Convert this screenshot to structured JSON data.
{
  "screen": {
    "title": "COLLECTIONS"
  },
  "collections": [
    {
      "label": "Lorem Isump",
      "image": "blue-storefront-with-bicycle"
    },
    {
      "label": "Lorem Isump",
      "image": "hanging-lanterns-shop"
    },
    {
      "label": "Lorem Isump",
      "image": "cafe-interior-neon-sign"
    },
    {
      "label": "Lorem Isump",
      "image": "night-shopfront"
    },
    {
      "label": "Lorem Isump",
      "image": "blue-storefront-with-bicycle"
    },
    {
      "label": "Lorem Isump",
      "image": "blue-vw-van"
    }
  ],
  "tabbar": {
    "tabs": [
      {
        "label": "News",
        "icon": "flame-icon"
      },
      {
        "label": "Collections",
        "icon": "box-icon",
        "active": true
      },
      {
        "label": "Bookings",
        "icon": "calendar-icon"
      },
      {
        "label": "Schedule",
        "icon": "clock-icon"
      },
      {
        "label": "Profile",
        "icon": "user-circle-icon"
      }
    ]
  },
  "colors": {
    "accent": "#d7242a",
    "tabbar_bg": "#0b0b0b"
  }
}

========================================

Direction - Give all the records again. Match them exactly.

Written reply -
Convert this screenshot to structured JSON data.
{
  "screen": {
    "title": "COLLECTIONS"
  },
  "collections": [
    {
      "label": "Lorem Isump",
      "image": "blue-storefront-with-bicycle"
    },
    {
      "label": "Lorem Isump",
      "image": "hanging-lanterns-shop"
    },
    {
      "label": "Lorem Isump",
      "image": "cafe-interior-neon-sign"
    },
    {
      "label": "Lorem Isump",
      "image": "night-shopfront"
    },
    {
      "label": "Lorem Isump",
      "image": "blue-storefront-with-bicycle"
    },
    {
      "label": "Lorem Isump",
      "image": "blue-vw-van"
    }
  ],
  "tabbar": {
    "tabs": [
      {
        "label": "News",
        "icon": "flame-icon"
      },
      {
        "label": "Collections",
        "icon": "box-icon",
        "active": true
      },
      {
        "label": "Bookings",
        "icon": "calendar-icon"
      },
      {
        "label": "Schedule",
        "icon": "clock-icon"
      },
      {
        "label": "Profile",
        "icon": "user-circle-icon"
      }
    ]
  },
  "colors": {
    "accent": "#d7242a",
    "tabbar_bg": "#0b0b0b"
  }
}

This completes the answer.